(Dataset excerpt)
★ ★ ★ ★ ★ ★ ★

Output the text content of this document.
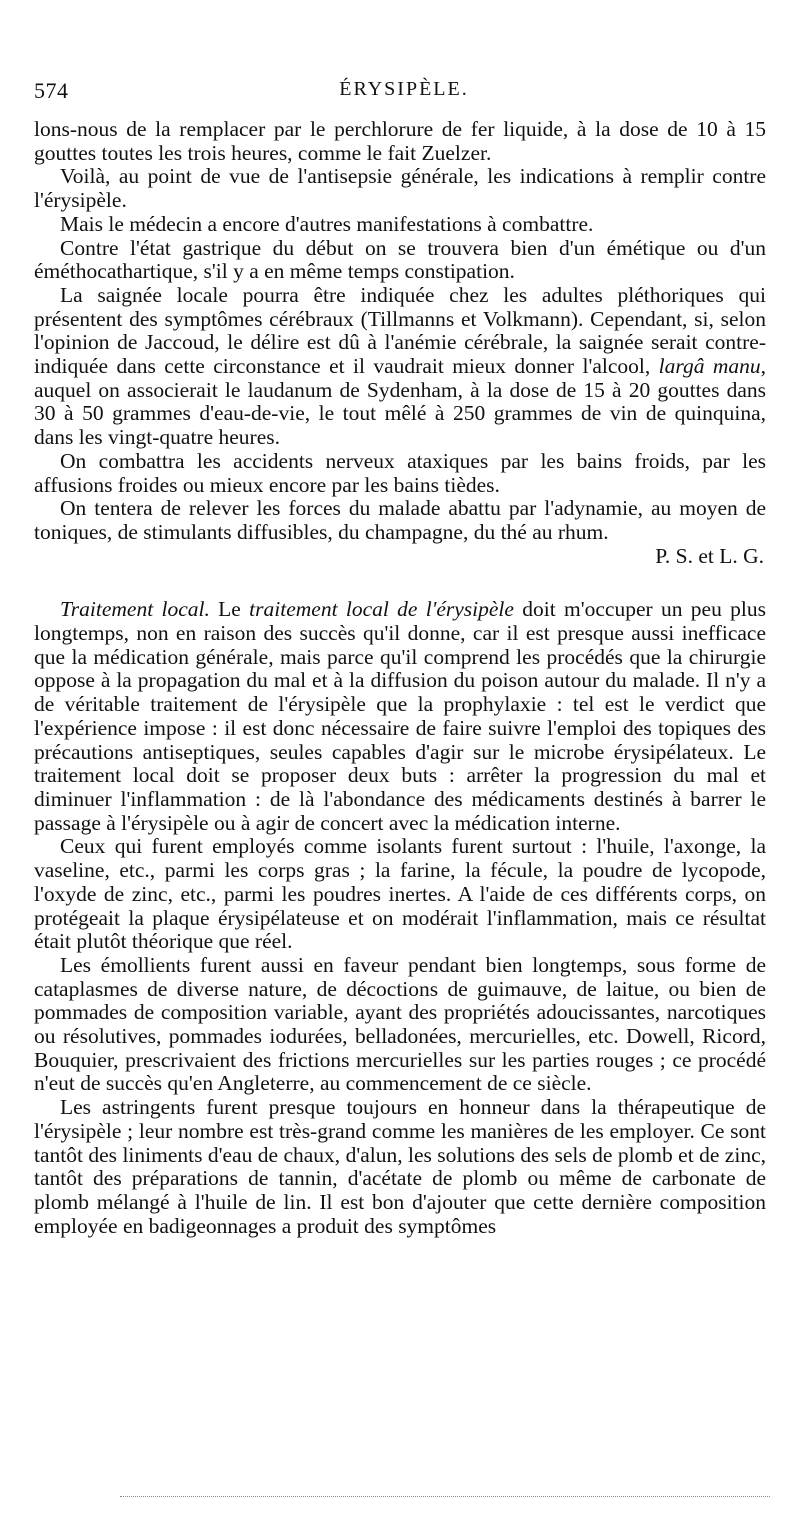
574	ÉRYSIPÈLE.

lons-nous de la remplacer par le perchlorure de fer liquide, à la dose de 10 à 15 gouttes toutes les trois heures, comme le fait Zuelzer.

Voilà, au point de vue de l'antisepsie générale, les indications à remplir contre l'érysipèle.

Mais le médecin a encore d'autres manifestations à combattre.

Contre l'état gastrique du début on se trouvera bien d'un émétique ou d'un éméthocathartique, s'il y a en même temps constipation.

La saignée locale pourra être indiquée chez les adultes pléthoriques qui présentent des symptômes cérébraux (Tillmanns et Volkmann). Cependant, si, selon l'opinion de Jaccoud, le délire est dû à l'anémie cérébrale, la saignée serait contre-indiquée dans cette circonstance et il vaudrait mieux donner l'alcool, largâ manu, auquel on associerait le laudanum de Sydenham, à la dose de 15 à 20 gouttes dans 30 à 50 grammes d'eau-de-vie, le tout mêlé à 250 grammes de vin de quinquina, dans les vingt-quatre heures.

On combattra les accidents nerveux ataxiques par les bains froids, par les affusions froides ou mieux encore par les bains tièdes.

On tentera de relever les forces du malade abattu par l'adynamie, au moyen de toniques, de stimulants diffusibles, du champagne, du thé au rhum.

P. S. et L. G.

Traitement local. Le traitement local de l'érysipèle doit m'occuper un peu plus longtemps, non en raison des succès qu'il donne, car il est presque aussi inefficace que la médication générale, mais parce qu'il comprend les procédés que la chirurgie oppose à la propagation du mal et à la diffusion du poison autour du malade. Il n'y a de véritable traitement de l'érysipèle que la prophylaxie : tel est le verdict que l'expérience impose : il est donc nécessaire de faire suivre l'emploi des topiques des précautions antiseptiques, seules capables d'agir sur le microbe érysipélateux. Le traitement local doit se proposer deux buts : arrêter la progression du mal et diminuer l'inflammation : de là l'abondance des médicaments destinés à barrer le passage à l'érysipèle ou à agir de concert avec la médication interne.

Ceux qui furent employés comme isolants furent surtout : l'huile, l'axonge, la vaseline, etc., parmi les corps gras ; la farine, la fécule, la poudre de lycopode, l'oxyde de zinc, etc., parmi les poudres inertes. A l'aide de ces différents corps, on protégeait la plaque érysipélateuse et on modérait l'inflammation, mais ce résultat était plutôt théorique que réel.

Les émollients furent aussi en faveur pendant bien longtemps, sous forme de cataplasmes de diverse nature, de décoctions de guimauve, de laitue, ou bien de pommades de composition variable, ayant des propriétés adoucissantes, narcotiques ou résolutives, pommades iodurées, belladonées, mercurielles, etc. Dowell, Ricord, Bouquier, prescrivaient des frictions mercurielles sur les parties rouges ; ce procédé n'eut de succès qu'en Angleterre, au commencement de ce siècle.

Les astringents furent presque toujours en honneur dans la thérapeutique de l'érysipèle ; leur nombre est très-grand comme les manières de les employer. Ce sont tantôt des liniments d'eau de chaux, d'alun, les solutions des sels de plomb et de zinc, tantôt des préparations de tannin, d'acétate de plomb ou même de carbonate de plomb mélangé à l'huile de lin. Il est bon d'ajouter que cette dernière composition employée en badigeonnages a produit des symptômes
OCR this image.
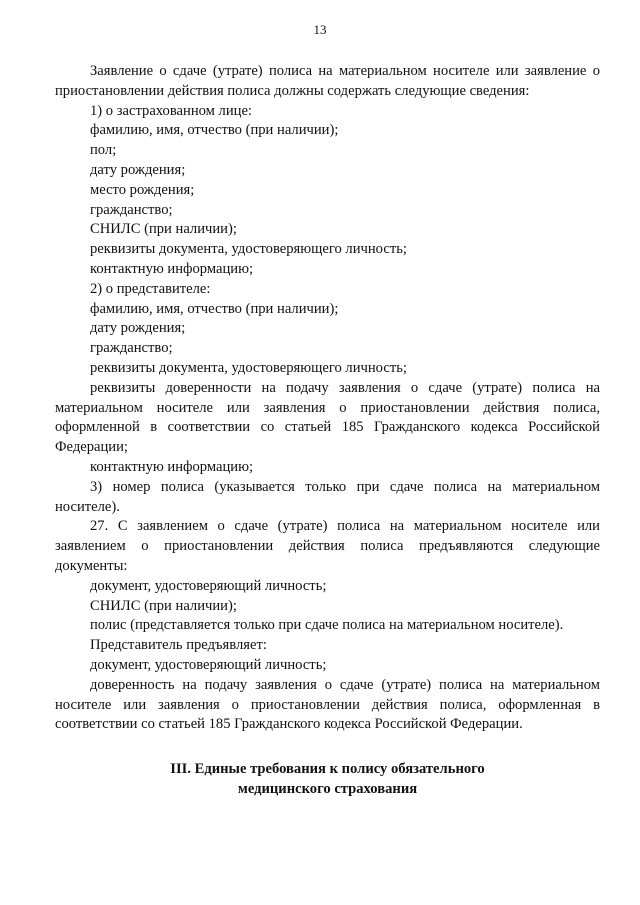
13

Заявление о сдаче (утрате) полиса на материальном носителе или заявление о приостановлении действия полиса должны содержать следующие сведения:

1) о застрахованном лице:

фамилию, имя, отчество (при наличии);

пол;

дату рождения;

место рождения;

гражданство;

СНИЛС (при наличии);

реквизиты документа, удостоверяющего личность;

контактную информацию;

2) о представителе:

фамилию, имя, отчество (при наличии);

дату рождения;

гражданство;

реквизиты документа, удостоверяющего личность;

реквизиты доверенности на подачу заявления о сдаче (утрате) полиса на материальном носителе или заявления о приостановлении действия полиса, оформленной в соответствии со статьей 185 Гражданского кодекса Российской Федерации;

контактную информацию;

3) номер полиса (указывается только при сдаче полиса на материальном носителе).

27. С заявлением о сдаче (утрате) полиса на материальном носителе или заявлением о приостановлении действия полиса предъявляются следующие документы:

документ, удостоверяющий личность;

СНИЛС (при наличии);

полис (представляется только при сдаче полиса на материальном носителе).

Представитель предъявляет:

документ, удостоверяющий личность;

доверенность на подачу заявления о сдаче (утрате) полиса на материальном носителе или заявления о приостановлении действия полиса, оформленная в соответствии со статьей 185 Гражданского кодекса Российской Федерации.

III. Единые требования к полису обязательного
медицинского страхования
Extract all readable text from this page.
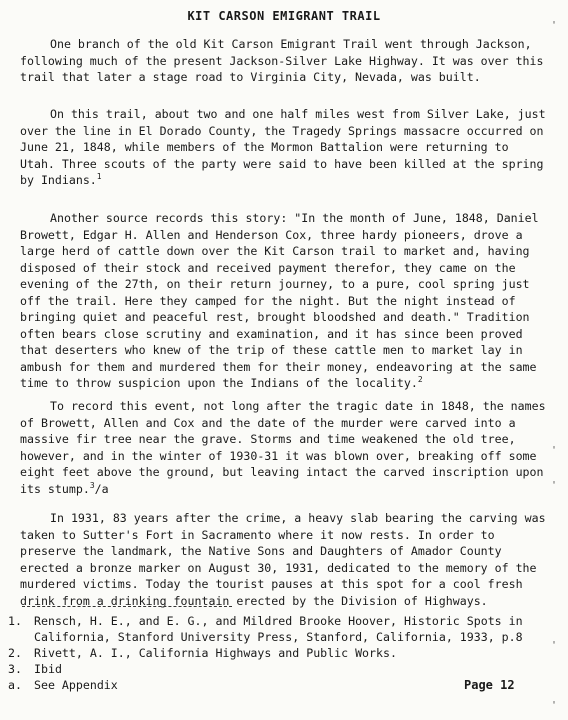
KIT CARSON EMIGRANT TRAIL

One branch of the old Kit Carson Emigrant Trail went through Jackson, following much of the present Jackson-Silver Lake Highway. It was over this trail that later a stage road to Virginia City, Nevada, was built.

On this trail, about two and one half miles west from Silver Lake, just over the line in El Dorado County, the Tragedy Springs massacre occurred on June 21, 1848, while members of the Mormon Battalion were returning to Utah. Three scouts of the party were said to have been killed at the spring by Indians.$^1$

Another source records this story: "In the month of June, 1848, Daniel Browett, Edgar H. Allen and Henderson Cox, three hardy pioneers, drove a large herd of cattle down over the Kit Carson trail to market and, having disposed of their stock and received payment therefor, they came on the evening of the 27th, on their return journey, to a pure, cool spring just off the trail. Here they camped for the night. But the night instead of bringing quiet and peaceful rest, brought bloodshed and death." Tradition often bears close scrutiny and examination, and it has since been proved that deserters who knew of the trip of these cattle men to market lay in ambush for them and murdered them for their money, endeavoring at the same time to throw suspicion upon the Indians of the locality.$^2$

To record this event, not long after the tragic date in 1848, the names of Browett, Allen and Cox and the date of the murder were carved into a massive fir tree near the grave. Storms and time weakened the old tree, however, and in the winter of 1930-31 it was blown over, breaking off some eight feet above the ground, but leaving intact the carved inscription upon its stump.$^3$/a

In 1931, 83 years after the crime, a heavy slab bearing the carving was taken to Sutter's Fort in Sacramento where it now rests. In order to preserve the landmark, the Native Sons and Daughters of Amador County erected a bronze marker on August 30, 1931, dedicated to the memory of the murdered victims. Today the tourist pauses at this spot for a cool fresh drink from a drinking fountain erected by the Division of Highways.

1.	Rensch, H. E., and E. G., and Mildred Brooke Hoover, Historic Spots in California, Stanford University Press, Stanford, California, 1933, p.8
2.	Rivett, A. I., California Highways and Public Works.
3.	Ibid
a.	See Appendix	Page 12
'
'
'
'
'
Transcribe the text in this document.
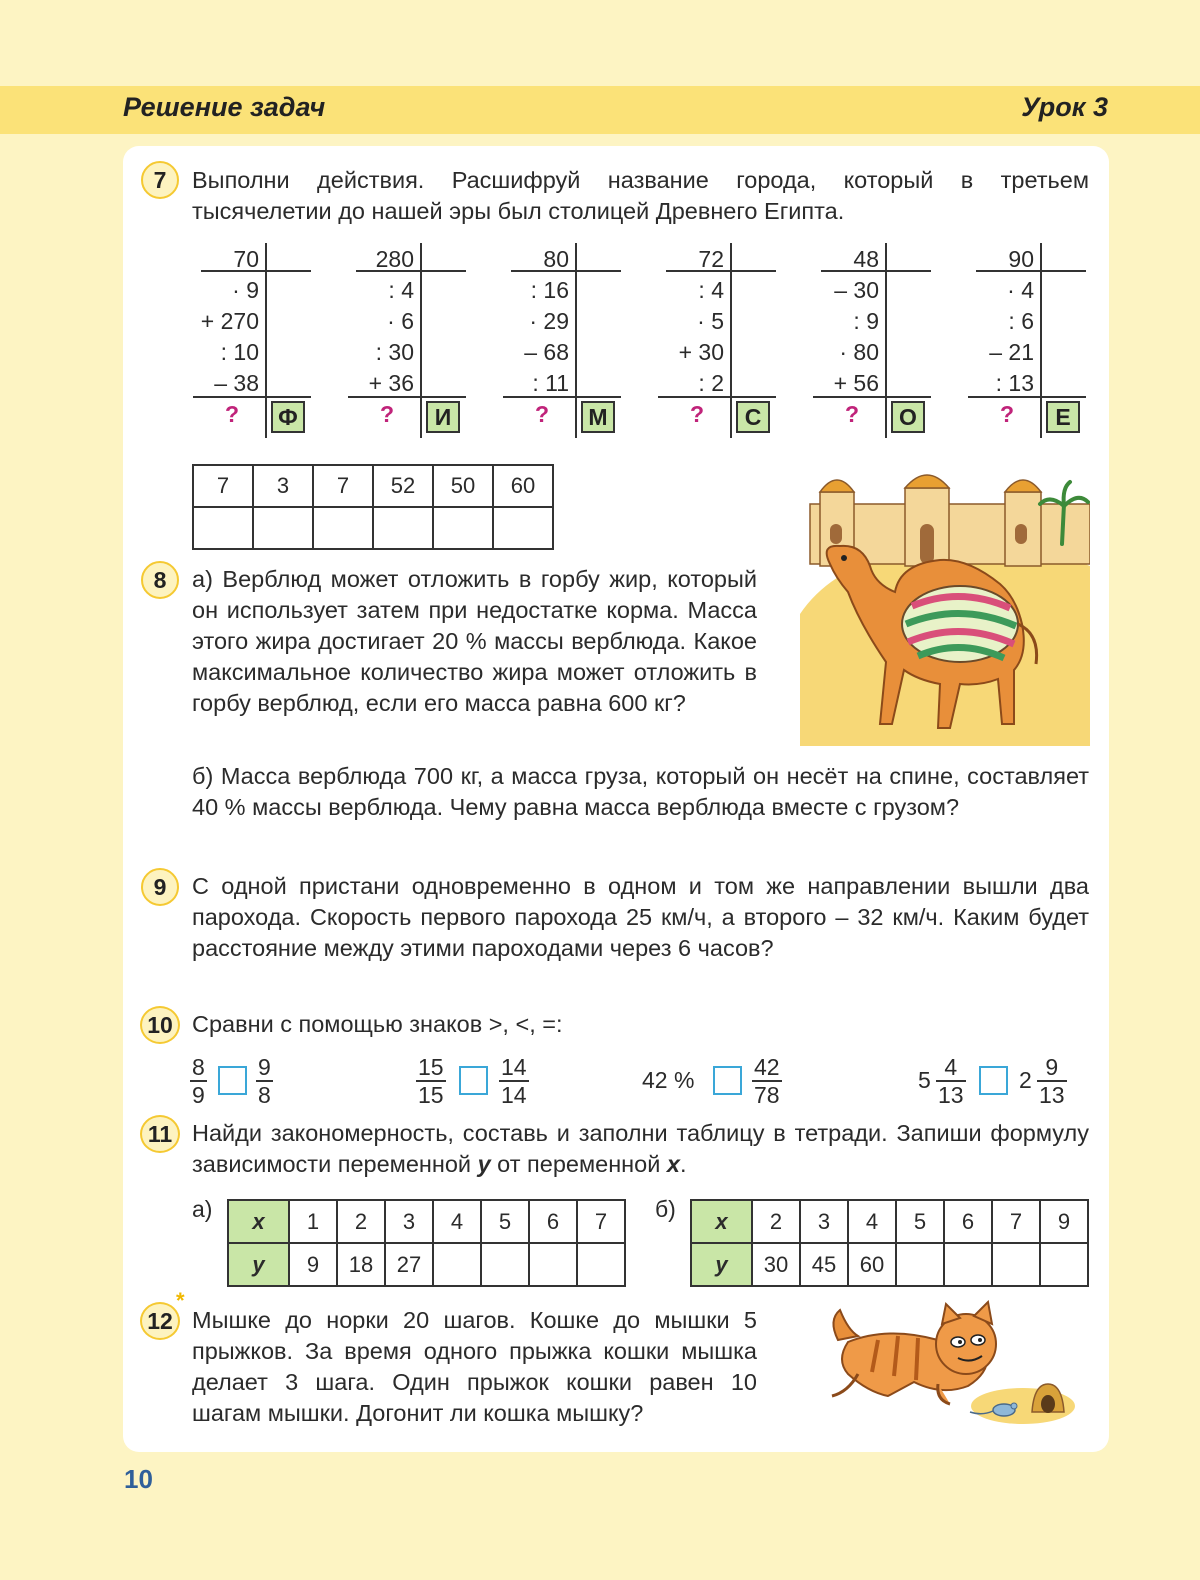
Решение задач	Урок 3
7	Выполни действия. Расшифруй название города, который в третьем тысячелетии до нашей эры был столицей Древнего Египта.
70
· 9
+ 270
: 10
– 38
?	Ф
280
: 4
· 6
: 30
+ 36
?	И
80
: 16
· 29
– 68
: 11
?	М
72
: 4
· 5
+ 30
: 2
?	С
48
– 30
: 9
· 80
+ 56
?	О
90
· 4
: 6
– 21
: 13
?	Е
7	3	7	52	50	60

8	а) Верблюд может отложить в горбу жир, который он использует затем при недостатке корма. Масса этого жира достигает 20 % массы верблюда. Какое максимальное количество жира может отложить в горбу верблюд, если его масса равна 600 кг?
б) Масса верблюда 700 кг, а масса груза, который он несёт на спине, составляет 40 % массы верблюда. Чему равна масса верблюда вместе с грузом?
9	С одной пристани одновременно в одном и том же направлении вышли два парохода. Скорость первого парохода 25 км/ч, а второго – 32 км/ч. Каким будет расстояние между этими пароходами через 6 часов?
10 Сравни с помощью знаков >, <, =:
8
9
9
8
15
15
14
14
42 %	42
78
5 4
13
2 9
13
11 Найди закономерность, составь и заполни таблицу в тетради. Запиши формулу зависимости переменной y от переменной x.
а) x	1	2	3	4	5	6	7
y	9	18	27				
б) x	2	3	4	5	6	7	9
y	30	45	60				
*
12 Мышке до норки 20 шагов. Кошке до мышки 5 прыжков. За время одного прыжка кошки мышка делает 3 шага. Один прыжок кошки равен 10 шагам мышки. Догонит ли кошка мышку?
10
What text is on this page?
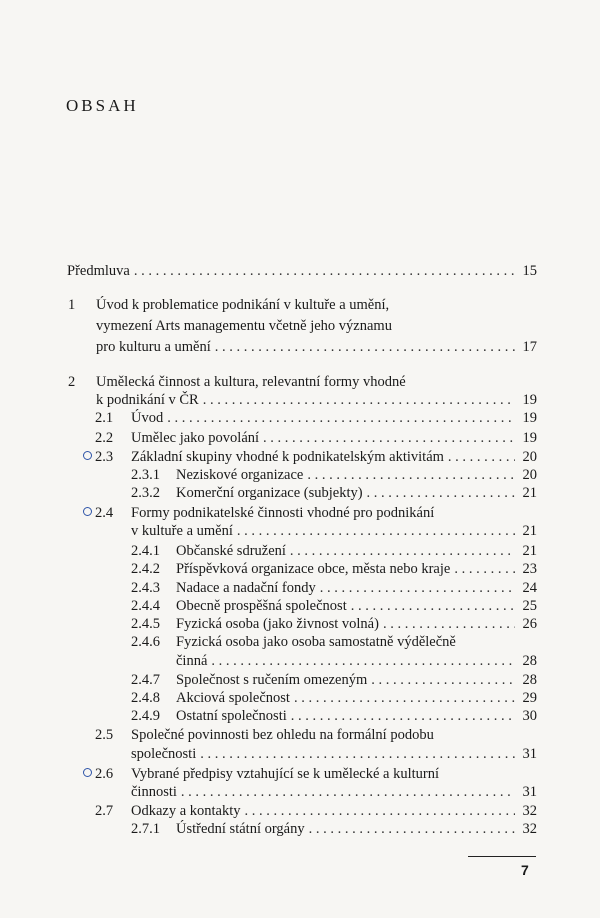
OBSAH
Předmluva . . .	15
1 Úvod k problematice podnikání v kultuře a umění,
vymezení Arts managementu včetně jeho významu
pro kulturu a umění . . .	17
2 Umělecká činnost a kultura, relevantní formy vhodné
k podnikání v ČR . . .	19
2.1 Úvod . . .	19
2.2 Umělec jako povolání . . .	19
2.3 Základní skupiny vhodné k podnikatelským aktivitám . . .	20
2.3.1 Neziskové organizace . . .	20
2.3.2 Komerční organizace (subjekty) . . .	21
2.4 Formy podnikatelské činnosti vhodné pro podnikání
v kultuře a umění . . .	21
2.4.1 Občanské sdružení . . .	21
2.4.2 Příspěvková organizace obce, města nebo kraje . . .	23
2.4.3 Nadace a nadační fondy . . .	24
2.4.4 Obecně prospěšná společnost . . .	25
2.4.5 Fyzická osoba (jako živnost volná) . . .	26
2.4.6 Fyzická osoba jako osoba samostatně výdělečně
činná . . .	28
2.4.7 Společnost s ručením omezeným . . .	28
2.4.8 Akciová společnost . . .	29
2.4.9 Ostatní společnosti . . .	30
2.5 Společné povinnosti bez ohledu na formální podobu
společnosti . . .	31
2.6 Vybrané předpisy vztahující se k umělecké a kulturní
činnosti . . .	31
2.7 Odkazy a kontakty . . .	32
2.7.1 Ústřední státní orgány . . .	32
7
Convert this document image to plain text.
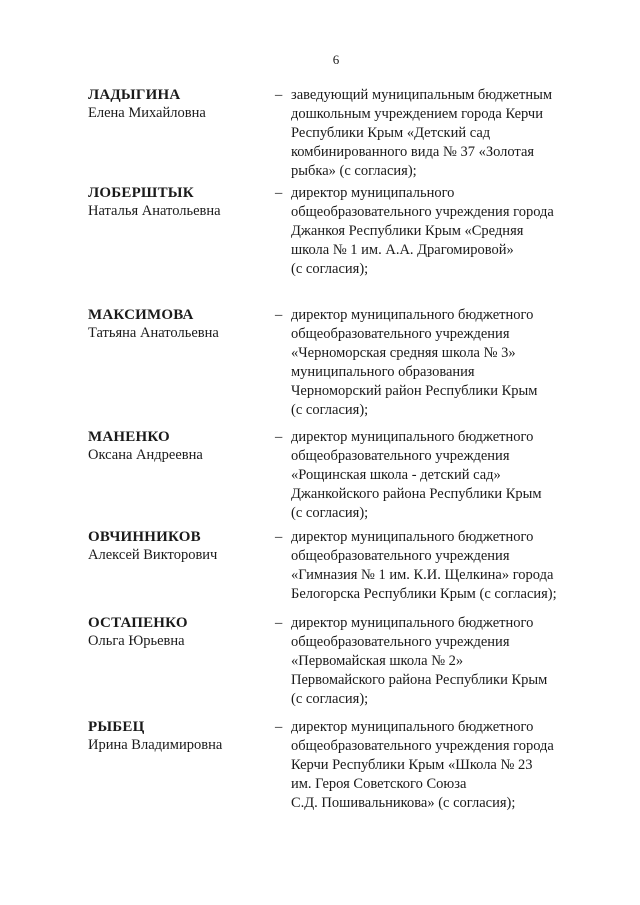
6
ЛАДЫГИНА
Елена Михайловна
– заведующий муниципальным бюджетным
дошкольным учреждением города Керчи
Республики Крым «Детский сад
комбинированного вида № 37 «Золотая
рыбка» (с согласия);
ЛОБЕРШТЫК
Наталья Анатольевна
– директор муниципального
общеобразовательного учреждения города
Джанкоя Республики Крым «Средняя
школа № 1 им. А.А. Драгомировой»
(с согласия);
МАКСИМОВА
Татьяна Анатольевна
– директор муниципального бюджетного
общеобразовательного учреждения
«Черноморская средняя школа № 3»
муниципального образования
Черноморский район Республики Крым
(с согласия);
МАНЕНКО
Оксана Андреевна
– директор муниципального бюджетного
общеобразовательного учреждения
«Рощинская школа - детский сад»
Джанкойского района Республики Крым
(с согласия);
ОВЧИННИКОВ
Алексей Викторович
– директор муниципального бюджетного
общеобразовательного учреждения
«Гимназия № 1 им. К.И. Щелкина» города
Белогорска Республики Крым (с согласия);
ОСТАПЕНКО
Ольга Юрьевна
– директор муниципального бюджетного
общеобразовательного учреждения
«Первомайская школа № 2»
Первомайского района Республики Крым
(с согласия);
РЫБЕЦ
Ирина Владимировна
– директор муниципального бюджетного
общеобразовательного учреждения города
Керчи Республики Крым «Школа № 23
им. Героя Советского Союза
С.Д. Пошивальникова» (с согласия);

★ ★ ★ ★ ★ ★ ★

Given task — Identify the lines of the entries containing the string "text". Copy each such line.

Complete output —
Output the text content of this document.
Extract all readable text from this page.
Transcribe the text in this document.
What text is on this page?
Convert this document image to plain text.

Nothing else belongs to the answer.